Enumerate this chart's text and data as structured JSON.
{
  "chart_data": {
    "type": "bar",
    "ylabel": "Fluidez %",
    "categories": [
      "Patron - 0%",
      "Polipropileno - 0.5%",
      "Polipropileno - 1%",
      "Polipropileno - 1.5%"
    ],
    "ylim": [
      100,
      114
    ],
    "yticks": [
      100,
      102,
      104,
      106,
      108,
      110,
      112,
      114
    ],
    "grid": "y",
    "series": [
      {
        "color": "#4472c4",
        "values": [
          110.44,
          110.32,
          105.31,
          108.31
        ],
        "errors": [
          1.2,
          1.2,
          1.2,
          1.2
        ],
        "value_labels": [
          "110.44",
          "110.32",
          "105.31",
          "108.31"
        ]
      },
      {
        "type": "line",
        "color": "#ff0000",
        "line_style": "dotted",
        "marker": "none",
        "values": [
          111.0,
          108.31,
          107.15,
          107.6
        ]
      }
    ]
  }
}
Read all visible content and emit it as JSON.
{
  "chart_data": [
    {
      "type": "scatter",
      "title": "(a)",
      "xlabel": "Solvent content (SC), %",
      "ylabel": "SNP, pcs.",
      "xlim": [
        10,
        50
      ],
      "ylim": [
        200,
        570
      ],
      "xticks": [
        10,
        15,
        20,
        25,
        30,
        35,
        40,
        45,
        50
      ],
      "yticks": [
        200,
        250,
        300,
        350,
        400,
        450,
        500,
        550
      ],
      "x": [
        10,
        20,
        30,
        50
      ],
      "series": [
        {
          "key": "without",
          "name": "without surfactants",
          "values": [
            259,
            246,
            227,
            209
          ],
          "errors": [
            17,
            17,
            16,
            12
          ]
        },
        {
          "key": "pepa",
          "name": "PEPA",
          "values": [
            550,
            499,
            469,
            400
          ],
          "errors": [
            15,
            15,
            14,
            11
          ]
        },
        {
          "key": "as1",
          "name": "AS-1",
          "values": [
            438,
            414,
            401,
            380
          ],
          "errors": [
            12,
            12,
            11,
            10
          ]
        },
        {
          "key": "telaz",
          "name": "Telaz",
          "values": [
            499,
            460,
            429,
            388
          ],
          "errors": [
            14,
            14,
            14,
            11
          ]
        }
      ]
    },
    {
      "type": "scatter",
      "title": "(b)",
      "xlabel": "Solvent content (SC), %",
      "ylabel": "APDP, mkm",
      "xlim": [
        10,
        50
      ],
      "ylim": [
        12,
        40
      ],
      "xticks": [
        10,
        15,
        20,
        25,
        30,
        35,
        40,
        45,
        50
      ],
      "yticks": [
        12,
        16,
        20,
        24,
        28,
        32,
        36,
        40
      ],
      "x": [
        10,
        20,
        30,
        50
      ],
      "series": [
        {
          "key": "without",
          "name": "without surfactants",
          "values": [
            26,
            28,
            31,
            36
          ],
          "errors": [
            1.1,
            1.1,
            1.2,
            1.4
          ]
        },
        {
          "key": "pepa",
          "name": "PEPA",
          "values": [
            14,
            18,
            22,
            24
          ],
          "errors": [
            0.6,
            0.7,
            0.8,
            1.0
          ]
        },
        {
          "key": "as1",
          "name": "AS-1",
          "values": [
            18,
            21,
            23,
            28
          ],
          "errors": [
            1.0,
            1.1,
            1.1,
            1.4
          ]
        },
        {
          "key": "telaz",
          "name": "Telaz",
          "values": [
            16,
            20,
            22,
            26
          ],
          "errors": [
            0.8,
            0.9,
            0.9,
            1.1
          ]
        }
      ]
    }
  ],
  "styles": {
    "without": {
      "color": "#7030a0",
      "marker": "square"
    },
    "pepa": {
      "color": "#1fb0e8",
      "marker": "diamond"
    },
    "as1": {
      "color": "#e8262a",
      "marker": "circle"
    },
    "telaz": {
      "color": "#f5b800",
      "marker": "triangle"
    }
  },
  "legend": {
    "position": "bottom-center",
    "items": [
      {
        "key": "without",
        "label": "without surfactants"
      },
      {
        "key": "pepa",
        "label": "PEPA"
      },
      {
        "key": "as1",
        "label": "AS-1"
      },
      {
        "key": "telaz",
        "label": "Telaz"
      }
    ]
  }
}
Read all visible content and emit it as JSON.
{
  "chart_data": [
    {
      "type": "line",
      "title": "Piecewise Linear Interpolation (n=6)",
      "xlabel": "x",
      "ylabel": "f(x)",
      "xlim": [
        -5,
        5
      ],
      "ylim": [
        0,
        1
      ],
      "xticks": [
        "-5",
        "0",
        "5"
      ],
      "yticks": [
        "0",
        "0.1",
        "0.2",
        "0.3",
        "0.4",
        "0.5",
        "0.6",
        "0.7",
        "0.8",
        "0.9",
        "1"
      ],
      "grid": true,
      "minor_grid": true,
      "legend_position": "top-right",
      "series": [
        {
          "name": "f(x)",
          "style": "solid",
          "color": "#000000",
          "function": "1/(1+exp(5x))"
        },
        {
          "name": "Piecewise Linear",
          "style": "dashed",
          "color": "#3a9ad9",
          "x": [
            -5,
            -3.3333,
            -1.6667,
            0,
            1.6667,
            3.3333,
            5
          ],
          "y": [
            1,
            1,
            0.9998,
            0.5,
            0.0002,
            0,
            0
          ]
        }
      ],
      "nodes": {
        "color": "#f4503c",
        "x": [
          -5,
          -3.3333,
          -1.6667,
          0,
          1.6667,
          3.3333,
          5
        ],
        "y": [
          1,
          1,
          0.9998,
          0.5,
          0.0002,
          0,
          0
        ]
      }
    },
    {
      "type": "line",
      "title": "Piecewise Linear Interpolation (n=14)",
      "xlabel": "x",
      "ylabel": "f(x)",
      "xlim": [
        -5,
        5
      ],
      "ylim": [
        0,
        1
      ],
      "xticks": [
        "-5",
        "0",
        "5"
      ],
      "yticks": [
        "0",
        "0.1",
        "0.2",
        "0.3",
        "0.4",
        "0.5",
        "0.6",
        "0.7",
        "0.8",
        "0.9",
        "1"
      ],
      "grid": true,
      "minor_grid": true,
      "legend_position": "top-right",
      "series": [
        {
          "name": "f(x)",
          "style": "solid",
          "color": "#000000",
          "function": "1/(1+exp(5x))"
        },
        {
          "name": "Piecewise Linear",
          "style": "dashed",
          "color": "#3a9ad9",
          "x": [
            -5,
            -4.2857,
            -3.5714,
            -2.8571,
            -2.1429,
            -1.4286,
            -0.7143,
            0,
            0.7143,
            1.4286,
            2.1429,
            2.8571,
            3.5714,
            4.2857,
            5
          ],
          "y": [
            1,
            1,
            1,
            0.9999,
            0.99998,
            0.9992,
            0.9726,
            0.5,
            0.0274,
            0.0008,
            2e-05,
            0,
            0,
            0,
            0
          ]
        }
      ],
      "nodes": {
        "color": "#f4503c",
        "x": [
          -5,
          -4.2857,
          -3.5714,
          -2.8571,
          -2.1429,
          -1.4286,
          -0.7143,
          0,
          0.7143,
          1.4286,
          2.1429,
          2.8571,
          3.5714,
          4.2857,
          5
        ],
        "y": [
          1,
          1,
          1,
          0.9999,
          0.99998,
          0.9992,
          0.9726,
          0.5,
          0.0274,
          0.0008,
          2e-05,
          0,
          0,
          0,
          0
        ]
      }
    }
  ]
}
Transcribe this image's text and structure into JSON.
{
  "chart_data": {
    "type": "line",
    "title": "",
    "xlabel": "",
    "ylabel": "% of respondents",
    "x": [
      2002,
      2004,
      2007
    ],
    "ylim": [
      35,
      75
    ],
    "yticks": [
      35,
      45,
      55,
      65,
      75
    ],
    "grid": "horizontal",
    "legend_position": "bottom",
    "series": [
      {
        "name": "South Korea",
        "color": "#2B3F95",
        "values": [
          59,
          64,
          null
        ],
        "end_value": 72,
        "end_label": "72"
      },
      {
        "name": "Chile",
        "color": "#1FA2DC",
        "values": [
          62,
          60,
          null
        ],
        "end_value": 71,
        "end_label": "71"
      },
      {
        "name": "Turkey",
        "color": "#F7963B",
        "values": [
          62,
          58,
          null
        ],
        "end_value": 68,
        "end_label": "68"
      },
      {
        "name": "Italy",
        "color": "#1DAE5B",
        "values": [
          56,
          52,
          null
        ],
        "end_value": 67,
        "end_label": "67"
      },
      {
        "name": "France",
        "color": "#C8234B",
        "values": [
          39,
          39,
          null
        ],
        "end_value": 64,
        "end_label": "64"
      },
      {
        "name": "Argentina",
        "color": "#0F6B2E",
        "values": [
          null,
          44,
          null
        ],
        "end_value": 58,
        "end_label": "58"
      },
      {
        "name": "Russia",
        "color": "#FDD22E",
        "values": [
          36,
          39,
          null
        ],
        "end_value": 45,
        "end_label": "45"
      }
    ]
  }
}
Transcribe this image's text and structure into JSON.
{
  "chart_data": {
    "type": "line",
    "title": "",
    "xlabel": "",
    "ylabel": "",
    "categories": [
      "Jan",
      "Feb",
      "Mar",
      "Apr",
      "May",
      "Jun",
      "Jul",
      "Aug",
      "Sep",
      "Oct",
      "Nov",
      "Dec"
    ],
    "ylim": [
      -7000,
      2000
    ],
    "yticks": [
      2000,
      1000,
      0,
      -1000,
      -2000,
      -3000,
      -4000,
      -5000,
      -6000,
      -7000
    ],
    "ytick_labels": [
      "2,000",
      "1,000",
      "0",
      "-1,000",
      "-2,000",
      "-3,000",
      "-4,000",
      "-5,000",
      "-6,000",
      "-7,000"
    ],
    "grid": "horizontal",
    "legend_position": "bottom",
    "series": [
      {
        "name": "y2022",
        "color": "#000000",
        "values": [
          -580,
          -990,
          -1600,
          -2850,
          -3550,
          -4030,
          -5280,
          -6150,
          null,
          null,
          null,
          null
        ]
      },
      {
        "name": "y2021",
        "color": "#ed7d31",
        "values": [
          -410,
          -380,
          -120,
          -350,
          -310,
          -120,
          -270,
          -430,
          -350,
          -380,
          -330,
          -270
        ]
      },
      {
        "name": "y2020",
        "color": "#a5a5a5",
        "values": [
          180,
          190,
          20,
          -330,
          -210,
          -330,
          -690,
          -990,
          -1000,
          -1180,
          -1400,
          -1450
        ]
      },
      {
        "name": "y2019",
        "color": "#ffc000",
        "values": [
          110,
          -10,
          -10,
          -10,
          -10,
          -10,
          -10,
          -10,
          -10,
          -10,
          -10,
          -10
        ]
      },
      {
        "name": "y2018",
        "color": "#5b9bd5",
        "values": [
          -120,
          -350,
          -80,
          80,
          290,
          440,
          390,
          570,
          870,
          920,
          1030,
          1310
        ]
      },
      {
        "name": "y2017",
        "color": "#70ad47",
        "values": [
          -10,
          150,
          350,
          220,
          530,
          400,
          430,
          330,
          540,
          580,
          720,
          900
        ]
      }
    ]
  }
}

#### [Problem details]
Each line above that holds the string "title" should be copied and shown.

#### [Correct output]
      "title": "(a)",
      "title": "(b)",
      "title": "Piecewise Linear Interpolation (n=6)",
      "title": "Piecewise Linear Interpolation (n=14)",
    "title": "",
    "title": "",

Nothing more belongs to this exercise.